Items from a data source:

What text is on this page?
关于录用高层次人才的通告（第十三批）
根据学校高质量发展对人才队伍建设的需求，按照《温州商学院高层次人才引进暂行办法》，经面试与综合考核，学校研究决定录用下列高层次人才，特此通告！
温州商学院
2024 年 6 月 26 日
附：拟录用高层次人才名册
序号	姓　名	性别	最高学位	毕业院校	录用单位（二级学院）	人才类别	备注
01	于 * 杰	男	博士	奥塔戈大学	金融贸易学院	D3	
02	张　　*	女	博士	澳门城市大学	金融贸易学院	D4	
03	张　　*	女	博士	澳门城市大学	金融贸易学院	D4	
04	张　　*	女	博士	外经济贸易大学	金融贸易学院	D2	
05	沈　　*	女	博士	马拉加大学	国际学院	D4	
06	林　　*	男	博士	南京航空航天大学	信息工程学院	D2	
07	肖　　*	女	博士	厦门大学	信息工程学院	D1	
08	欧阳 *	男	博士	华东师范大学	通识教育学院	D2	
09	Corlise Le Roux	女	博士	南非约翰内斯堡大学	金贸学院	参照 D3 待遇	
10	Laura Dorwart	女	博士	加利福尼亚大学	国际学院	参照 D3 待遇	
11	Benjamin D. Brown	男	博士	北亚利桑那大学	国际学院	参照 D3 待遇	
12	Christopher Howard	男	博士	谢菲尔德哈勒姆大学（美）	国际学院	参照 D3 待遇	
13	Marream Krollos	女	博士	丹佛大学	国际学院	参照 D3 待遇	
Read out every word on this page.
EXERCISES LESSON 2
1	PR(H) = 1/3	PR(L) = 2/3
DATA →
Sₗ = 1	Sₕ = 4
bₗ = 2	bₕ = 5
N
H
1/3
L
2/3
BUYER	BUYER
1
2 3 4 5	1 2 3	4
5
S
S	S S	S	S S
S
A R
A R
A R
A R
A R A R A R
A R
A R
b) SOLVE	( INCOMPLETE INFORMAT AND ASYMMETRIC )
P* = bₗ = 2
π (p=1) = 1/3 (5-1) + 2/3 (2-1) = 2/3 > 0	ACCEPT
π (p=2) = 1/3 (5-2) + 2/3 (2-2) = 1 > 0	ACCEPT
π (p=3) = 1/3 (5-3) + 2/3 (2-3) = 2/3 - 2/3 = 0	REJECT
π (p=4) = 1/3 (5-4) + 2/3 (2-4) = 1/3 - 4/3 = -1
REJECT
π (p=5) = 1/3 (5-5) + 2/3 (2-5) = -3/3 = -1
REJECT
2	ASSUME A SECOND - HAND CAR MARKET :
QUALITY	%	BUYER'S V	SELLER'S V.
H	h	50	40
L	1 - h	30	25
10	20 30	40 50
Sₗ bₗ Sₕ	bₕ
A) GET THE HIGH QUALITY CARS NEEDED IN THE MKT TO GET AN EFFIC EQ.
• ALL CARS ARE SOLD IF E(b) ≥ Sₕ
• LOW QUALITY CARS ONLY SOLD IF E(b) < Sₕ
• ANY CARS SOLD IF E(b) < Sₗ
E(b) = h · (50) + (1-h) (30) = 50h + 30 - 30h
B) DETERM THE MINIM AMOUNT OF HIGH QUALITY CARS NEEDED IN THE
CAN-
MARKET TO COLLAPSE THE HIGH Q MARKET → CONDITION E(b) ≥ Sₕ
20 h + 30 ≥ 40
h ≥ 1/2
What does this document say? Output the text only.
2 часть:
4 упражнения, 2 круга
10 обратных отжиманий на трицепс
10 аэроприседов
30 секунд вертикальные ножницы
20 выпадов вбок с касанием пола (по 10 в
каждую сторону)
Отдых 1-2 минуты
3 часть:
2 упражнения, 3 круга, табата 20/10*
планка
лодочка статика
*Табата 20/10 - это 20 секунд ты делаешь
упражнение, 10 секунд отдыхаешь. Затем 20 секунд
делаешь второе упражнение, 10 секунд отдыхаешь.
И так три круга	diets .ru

— Goal —
Please reproduce all of the entries exactly as they stand.

— Full response —
What text is on this page?
关于录用高层次人才的通告（第十三批）
根据学校高质量发展对人才队伍建设的需求，按照《温州商学院高层次人才引进暂行办法》，经面试与综合考核，学校研究决定录用下列高层次人才，特此通告！
温州商学院
2024 年 6 月 26 日
附：拟录用高层次人才名册
序号	姓　名	性别	最高学位	毕业院校	录用单位（二级学院）	人才类别	备注
01	于 * 杰	男	博士	奥塔戈大学	金融贸易学院	D3	
02	张　　*	女	博士	澳门城市大学	金融贸易学院	D4	
03	张　　*	女	博士	澳门城市大学	金融贸易学院	D4	
04	张　　*	女	博士	外经济贸易大学	金融贸易学院	D2	
05	沈　　*	女	博士	马拉加大学	国际学院	D4	
06	林　　*	男	博士	南京航空航天大学	信息工程学院	D2	
07	肖　　*	女	博士	厦门大学	信息工程学院	D1	
08	欧阳 *	男	博士	华东师范大学	通识教育学院	D2	
09	Corlise Le Roux	女	博士	南非约翰内斯堡大学	金贸学院	参照 D3 待遇	
10	Laura Dorwart	女	博士	加利福尼亚大学	国际学院	参照 D3 待遇	
11	Benjamin D. Brown	男	博士	北亚利桑那大学	国际学院	参照 D3 待遇	
12	Christopher Howard	男	博士	谢菲尔德哈勒姆大学（美）	国际学院	参照 D3 待遇	
13	Marream Krollos	女	博士	丹佛大学	国际学院	参照 D3 待遇	
Read out every word on this page.
EXERCISES LESSON 2
1	PR(H) = 1/3	PR(L) = 2/3
DATA →
Sₗ = 1	Sₕ = 4
bₗ = 2	bₕ = 5
N
H
1/3
L
2/3
BUYER	BUYER
1
2 3 4 5	1 2 3	4
5
S
S	S S	S	S S
S
A R
A R
A R
A R
A R A R A R
A R
A R
b) SOLVE	( INCOMPLETE INFORMAT AND ASYMMETRIC )
P* = bₗ = 2
π (p=1) = 1/3 (5-1) + 2/3 (2-1) = 2/3 > 0	ACCEPT
π (p=2) = 1/3 (5-2) + 2/3 (2-2) = 1 > 0	ACCEPT
π (p=3) = 1/3 (5-3) + 2/3 (2-3) = 2/3 - 2/3 = 0	REJECT
π (p=4) = 1/3 (5-4) + 2/3 (2-4) = 1/3 - 4/3 = -1
REJECT
π (p=5) = 1/3 (5-5) + 2/3 (2-5) = -3/3 = -1
REJECT
2	ASSUME A SECOND - HAND CAR MARKET :
QUALITY	%	BUYER'S V	SELLER'S V.
H	h	50	40
L	1 - h	30	25
10	20 30	40 50
Sₗ bₗ Sₕ	bₕ
A) GET THE HIGH QUALITY CARS NEEDED IN THE MKT TO GET AN EFFIC EQ.
• ALL CARS ARE SOLD IF E(b) ≥ Sₕ
• LOW QUALITY CARS ONLY SOLD IF E(b) < Sₕ
• ANY CARS SOLD IF E(b) < Sₗ
E(b) = h · (50) + (1-h) (30) = 50h + 30 - 30h
B) DETERM THE MINIM AMOUNT OF HIGH QUALITY CARS NEEDED IN THE
CAN-
MARKET TO COLLAPSE THE HIGH Q MARKET → CONDITION E(b) ≥ Sₕ
20 h + 30 ≥ 40
h ≥ 1/2
What does this document say? Output the text only.
2 часть:
4 упражнения, 2 круга
10 обратных отжиманий на трицепс
10 аэроприседов
30 секунд вертикальные ножницы
20 выпадов вбок с касанием пола (по 10 в
каждую сторону)
Отдых 1-2 минуты
3 часть:
2 упражнения, 3 круга, табата 20/10*
планка
лодочка статика
*Табата 20/10 - это 20 секунд ты делаешь
упражнение, 10 секунд отдыхаешь. Затем 20 секунд
делаешь второе упражнение, 10 секунд отдыхаешь.
И так три круга	diets .ru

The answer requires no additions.